WHAT IS ASKED:
Find the lines holding the string "colorbar" in the data, then copy all of them.

[Chart and figure data]
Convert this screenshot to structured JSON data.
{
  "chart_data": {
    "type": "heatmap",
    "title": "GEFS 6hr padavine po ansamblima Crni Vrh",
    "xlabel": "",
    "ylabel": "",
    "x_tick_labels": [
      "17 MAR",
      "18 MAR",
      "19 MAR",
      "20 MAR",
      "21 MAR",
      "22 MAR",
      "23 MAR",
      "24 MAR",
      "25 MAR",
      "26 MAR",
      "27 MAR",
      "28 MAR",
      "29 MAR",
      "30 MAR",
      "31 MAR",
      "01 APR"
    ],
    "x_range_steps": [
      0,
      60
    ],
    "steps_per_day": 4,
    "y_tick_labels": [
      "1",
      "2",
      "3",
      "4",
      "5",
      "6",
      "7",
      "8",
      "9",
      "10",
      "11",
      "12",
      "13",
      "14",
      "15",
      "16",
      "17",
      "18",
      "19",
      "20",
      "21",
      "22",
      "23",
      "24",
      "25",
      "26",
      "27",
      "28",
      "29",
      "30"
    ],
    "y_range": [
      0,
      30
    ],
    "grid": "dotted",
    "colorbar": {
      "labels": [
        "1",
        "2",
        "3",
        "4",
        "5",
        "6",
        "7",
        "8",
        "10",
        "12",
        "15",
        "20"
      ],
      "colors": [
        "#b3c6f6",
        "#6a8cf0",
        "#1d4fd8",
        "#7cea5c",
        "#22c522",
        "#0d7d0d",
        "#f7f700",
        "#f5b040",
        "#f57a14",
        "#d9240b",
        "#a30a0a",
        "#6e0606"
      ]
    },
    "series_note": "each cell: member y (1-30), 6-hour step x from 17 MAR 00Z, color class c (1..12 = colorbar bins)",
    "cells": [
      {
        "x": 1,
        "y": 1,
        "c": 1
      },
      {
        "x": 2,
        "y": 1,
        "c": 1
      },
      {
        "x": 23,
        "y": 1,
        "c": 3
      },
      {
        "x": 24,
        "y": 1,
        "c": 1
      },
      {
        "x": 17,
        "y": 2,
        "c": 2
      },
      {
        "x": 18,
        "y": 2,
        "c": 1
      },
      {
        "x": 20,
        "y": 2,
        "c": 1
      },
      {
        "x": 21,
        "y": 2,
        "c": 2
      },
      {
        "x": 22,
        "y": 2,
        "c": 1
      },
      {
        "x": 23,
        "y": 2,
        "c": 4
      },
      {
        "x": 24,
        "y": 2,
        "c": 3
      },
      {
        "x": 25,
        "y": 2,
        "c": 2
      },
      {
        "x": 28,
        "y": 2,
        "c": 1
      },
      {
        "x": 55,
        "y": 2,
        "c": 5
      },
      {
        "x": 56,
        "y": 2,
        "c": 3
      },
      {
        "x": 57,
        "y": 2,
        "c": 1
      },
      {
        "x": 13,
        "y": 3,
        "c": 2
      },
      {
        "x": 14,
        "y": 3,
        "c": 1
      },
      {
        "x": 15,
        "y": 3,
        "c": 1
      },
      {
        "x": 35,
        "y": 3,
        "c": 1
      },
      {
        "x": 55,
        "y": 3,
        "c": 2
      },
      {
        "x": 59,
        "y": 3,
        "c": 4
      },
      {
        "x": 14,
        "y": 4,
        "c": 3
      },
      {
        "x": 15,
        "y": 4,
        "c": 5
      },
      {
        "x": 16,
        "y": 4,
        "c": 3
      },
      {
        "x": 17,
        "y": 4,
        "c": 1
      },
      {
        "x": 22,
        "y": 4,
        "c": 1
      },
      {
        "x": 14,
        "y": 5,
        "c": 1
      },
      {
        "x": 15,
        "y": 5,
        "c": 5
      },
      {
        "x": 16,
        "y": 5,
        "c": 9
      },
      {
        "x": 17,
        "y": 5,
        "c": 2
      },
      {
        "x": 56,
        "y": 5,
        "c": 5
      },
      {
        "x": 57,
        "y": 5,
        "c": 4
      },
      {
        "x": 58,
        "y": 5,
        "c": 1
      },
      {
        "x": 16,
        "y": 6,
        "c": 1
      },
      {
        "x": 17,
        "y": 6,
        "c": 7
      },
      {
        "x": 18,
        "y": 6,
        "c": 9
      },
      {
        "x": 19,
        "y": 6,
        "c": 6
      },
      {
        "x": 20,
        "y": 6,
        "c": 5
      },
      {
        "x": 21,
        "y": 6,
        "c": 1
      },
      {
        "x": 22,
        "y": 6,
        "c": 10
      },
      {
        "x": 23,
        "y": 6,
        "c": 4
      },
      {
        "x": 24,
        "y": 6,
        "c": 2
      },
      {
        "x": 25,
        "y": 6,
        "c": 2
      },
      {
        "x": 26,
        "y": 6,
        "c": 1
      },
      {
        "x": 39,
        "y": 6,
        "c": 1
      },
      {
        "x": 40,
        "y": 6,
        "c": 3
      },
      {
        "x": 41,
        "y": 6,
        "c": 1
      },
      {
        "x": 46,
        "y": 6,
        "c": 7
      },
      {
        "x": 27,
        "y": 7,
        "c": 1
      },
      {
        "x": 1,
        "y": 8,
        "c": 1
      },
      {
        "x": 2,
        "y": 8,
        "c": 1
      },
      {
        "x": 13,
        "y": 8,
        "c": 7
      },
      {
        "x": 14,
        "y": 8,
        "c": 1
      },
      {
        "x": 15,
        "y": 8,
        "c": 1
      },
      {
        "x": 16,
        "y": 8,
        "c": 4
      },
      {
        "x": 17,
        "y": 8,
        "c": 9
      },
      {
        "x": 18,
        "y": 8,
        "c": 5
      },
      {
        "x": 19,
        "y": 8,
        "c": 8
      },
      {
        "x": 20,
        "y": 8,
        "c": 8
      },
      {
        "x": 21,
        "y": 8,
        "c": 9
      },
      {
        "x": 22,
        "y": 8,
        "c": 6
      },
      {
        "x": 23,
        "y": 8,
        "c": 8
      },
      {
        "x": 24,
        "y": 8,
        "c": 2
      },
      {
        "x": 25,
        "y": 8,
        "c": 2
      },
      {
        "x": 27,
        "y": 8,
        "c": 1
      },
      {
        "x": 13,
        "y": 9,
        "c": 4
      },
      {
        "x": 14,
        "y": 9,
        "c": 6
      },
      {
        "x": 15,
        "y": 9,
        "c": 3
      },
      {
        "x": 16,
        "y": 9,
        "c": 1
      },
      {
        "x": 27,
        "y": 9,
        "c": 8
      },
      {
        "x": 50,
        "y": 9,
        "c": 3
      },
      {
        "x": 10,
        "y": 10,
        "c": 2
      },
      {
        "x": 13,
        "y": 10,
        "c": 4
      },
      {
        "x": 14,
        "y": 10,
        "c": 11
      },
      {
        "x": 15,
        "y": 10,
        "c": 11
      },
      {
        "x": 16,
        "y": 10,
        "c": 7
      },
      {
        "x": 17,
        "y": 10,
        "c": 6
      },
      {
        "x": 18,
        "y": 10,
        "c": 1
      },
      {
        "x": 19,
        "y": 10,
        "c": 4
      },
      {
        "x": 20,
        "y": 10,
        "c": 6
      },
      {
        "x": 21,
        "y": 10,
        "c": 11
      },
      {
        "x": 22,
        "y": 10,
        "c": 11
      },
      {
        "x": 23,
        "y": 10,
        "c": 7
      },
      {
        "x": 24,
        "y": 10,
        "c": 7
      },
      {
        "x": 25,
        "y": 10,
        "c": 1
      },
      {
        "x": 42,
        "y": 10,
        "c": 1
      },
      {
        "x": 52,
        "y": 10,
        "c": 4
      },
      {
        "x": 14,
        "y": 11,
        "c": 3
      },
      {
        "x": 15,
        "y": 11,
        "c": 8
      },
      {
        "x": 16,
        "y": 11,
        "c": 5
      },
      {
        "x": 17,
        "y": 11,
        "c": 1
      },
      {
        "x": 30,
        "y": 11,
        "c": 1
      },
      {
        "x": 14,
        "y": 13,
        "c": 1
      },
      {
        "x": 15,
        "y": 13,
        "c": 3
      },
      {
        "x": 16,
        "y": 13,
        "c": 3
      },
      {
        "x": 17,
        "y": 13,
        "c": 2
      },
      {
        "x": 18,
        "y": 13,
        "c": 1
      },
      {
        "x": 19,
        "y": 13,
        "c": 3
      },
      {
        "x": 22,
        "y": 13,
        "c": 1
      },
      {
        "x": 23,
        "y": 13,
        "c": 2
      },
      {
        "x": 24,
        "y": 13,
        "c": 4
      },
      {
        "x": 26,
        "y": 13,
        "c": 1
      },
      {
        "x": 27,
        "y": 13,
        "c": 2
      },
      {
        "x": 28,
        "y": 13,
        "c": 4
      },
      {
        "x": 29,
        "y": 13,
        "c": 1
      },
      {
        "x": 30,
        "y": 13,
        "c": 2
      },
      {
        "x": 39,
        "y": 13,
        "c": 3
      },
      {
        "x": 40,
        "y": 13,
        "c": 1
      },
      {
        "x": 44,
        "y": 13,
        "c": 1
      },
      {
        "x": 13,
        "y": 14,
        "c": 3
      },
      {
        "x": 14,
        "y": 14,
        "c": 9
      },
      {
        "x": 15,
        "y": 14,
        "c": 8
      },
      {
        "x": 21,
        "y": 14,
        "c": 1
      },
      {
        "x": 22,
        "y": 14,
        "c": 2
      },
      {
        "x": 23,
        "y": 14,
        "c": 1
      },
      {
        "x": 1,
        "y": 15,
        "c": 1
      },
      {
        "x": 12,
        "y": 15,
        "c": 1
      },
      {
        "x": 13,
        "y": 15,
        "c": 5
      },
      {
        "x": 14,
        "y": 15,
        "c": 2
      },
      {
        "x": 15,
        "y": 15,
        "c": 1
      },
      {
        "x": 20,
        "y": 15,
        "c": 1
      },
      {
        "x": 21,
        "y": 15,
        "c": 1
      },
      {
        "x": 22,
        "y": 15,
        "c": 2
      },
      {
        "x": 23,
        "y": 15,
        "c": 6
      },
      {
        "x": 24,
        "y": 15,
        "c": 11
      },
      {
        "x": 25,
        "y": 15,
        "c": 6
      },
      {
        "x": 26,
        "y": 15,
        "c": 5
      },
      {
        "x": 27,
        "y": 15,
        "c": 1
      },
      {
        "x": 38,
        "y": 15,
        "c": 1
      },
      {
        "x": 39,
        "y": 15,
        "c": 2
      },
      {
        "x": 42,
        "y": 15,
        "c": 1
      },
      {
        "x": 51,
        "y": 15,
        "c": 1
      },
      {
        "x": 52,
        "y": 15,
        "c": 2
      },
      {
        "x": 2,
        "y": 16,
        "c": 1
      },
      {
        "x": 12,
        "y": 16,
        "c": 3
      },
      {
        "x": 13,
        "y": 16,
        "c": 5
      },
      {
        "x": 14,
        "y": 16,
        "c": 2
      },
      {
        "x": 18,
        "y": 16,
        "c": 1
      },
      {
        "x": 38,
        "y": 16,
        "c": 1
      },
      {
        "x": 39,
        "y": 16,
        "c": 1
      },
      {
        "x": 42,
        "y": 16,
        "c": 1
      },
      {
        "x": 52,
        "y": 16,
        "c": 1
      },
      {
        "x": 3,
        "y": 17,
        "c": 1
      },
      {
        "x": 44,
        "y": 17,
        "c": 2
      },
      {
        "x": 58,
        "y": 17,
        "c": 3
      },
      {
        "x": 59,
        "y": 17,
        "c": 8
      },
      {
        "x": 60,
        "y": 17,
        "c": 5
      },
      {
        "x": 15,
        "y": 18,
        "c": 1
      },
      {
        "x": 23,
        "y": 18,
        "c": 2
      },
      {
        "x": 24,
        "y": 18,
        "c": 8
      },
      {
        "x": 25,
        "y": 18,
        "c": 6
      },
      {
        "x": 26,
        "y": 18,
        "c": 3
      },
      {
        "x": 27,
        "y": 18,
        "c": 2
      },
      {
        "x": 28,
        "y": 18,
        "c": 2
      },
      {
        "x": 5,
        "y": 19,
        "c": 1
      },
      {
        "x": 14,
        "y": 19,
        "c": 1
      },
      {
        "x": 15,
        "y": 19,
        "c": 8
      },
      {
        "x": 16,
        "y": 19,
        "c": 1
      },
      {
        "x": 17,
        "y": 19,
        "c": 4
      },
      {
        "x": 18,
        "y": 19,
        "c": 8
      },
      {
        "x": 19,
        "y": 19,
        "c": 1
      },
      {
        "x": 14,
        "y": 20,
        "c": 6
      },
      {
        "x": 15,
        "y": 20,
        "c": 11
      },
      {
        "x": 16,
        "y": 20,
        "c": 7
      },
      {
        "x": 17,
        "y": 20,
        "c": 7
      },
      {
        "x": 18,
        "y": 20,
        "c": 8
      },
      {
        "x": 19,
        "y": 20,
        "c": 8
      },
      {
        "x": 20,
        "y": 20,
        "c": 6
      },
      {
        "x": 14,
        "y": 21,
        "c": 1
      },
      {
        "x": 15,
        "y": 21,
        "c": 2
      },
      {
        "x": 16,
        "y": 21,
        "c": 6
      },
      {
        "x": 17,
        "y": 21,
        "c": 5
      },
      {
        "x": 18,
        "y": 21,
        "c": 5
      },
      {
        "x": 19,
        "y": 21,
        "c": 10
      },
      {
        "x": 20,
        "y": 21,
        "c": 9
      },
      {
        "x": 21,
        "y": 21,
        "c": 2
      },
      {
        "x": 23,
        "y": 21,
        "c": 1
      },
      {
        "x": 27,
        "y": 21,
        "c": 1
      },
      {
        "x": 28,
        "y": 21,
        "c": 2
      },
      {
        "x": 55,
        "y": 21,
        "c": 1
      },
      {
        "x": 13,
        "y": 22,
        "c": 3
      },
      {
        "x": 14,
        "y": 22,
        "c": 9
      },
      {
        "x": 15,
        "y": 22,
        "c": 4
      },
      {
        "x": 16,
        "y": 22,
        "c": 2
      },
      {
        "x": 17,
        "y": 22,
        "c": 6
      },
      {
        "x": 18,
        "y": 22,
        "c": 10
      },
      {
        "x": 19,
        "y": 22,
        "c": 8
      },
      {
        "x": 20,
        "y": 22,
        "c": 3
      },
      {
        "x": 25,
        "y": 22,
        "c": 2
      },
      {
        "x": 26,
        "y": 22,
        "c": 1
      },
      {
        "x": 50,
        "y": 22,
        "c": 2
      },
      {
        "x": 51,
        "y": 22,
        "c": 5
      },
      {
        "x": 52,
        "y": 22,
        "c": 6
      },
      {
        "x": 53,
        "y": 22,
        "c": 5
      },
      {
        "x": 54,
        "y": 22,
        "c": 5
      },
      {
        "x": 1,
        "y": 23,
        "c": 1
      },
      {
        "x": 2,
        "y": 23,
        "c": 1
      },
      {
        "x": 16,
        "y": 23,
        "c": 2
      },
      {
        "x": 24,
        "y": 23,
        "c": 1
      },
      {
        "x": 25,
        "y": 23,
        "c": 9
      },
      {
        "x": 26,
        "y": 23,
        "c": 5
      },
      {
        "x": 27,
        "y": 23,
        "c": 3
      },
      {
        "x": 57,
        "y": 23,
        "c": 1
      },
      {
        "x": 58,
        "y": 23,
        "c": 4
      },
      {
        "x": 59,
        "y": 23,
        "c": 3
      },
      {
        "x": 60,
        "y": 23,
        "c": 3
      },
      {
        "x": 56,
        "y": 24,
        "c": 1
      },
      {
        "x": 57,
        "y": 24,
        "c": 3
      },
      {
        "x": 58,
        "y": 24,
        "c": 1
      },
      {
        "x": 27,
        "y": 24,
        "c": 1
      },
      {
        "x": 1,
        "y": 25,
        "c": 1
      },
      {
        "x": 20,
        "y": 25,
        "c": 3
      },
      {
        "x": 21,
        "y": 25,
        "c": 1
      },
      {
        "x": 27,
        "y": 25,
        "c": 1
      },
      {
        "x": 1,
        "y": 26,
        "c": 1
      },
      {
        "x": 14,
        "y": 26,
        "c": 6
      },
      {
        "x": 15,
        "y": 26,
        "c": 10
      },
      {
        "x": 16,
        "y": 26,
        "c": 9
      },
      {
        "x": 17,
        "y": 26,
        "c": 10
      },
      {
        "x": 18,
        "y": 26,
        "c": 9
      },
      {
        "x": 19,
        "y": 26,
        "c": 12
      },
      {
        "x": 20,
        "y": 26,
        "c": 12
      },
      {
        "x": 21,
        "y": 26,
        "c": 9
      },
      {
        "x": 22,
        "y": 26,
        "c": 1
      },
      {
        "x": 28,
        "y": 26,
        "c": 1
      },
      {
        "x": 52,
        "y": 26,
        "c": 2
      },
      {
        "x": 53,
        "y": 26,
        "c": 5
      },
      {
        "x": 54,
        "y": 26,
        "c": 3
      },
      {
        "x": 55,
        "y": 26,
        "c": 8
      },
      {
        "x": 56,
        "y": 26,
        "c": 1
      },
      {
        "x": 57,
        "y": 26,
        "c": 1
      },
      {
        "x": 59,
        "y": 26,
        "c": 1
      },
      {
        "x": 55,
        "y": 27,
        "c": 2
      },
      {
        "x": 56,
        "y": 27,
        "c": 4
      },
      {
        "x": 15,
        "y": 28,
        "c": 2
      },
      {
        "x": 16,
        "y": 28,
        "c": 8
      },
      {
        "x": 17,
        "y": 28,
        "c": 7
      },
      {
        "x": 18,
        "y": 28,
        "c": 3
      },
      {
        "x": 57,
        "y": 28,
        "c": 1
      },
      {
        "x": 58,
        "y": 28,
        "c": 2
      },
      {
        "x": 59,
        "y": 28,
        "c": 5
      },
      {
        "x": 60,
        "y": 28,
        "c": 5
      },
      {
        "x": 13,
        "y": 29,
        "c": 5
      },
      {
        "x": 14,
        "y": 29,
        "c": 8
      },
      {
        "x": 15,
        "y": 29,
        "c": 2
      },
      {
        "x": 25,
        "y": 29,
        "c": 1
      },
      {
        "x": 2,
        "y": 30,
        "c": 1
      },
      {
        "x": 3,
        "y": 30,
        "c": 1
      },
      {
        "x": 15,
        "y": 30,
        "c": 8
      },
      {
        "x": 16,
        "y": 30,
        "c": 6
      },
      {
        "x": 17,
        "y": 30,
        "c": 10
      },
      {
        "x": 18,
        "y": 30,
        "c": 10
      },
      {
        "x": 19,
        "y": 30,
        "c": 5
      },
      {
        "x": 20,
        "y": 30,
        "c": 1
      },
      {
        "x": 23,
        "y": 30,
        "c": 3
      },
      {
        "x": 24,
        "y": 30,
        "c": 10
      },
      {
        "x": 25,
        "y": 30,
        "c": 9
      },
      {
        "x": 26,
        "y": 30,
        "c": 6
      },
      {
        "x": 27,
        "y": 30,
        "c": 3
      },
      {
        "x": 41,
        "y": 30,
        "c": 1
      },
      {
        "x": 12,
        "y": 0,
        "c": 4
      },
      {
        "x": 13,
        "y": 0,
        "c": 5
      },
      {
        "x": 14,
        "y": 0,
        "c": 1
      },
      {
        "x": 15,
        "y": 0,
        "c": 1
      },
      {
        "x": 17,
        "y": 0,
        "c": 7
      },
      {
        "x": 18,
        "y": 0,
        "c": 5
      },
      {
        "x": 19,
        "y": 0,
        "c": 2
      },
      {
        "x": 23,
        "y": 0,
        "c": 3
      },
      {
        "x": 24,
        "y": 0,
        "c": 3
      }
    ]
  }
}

TASK OUTPUT:
    "colorbar": {
    "series_note": "each cell: member y (1-30), 6-hour step x from 17 MAR 00Z, color class c (1..12 = colorbar bins)",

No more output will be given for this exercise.